> _The data_:

— START —

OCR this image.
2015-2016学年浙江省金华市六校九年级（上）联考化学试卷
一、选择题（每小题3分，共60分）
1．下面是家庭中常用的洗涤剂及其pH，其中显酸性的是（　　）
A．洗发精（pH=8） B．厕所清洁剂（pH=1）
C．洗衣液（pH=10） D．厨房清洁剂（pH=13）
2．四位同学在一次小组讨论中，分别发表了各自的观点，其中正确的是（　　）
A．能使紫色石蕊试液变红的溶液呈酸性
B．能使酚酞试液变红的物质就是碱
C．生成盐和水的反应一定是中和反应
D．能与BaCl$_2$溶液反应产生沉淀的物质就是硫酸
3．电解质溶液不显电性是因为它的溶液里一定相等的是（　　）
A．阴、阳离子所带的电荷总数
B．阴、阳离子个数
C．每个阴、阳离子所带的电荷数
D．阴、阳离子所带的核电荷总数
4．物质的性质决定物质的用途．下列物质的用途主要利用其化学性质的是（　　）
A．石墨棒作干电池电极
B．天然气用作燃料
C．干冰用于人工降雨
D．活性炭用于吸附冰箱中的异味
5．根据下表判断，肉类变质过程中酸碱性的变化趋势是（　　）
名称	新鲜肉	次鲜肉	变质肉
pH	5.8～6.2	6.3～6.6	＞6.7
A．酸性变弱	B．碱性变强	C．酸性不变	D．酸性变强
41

— END —

> _Your instructions_: From the data above, extract every line in its exact form.

> _The reply_:
OCR this image.
2015-2016学年浙江省金华市六校九年级（上）联考化学试卷
一、选择题（每小题3分，共60分）
1．下面是家庭中常用的洗涤剂及其pH，其中显酸性的是（　　）
A．洗发精（pH=8） B．厕所清洁剂（pH=1）
C．洗衣液（pH=10） D．厨房清洁剂（pH=13）
2．四位同学在一次小组讨论中，分别发表了各自的观点，其中正确的是（　　）
A．能使紫色石蕊试液变红的溶液呈酸性
B．能使酚酞试液变红的物质就是碱
C．生成盐和水的反应一定是中和反应
D．能与BaCl$_2$溶液反应产生沉淀的物质就是硫酸
3．电解质溶液不显电性是因为它的溶液里一定相等的是（　　）
A．阴、阳离子所带的电荷总数
B．阴、阳离子个数
C．每个阴、阳离子所带的电荷数
D．阴、阳离子所带的核电荷总数
4．物质的性质决定物质的用途．下列物质的用途主要利用其化学性质的是（　　）
A．石墨棒作干电池电极
B．天然气用作燃料
C．干冰用于人工降雨
D．活性炭用于吸附冰箱中的异味
5．根据下表判断，肉类变质过程中酸碱性的变化趋势是（　　）
名称	新鲜肉	次鲜肉	变质肉
pH	5.8～6.2	6.3～6.6	＞6.7
A．酸性变弱	B．碱性变强	C．酸性不变	D．酸性变强
41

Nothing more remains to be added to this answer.